* **What needs to be done**:
Omit the images. Copy each entry word for word.

- - - -

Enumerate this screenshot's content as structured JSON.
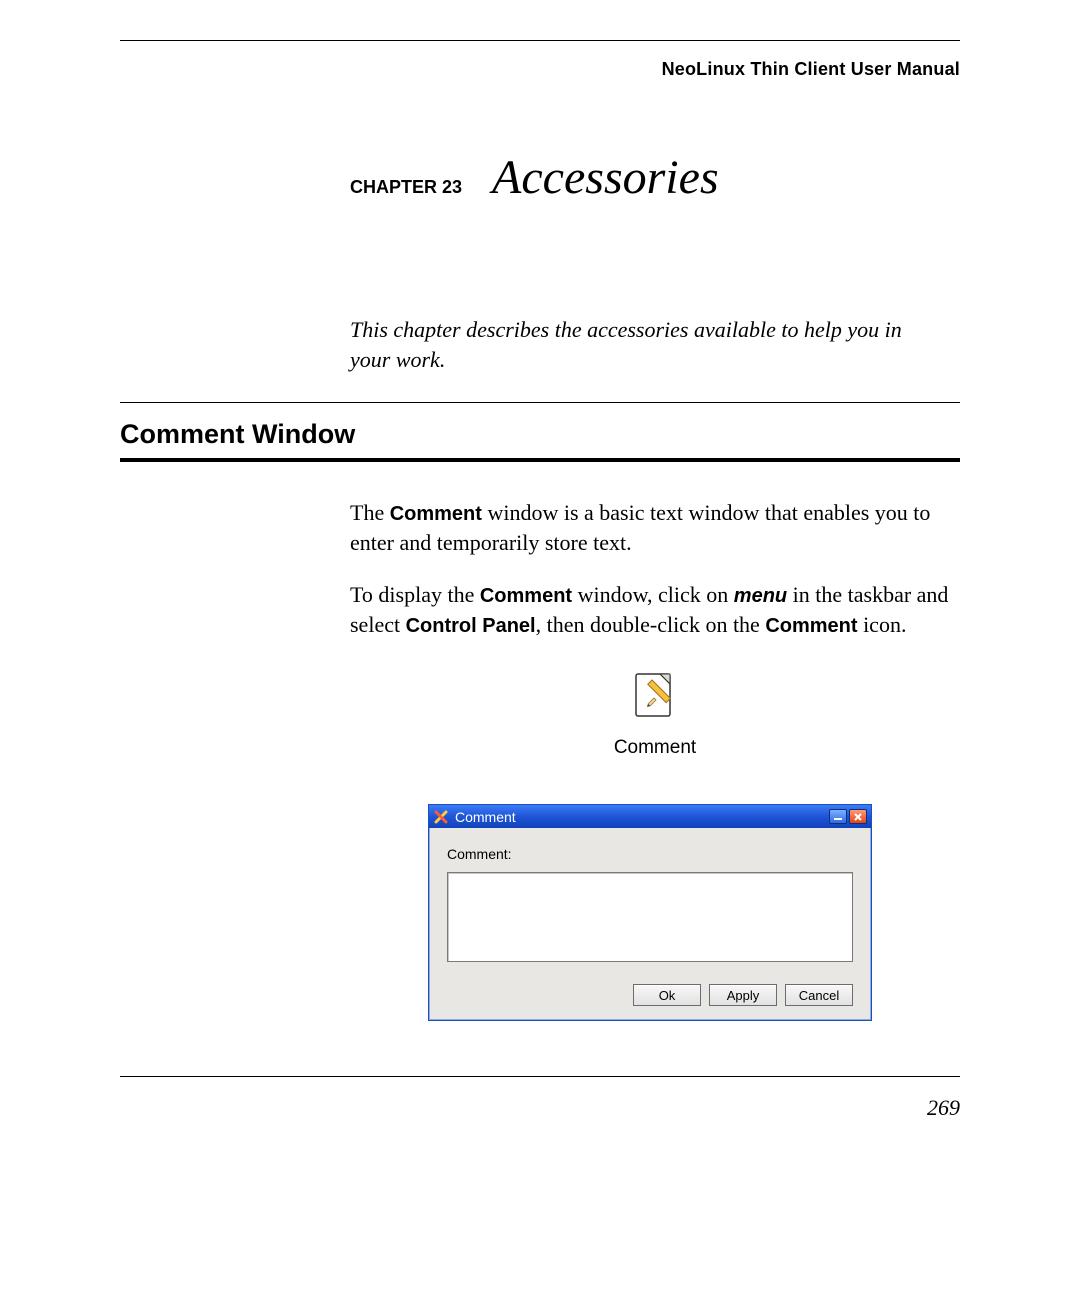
{
  "header": {
    "running_head": "NeoLinux Thin Client User Manual"
  },
  "chapter": {
    "label": "CHAPTER 23",
    "title": "Accessories",
    "description": "This chapter describes the accessories available to help you in your work."
  },
  "section": {
    "title": "Comment Window"
  },
  "body": {
    "p1_a": "The ",
    "p1_term1": "Comment",
    "p1_b": " window is a basic text window that enables you to enter and temporarily store text.",
    "p2_a": "To display the ",
    "p2_term1": "Comment",
    "p2_b": " window, click on ",
    "p2_menu": "menu",
    "p2_c": " in the taskbar and select ",
    "p2_term2": "Control Panel",
    "p2_d": ", then double-click on the ",
    "p2_term3": "Comment",
    "p2_e": " icon."
  },
  "icon": {
    "caption": "Comment"
  },
  "window": {
    "title": "Comment",
    "field_label": "Comment:",
    "ok": "Ok",
    "apply": "Apply",
    "cancel": "Cancel"
  },
  "footer": {
    "page_number": "269"
  }
}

- - - -

* **The answer**:
Enumerate this screenshot's content as structured JSON.
{
  "header": {
    "running_head": "NeoLinux Thin Client User Manual"
  },
  "chapter": {
    "label": "CHAPTER 23",
    "title": "Accessories",
    "description": "This chapter describes the accessories available to help you in your work."
  },
  "section": {
    "title": "Comment Window"
  },
  "body": {
    "p1_a": "The ",
    "p1_term1": "Comment",
    "p1_b": " window is a basic text window that enables you to enter and temporarily store text.",
    "p2_a": "To display the ",
    "p2_term1": "Comment",
    "p2_b": " window, click on ",
    "p2_menu": "menu",
    "p2_c": " in the taskbar and select ",
    "p2_term2": "Control Panel",
    "p2_d": ", then double-click on the ",
    "p2_term3": "Comment",
    "p2_e": " icon."
  },
  "icon": {
    "caption": "Comment"
  },
  "window": {
    "title": "Comment",
    "field_label": "Comment:",
    "ok": "Ok",
    "apply": "Apply",
    "cancel": "Cancel"
  },
  "footer": {
    "page_number": "269"
  }
}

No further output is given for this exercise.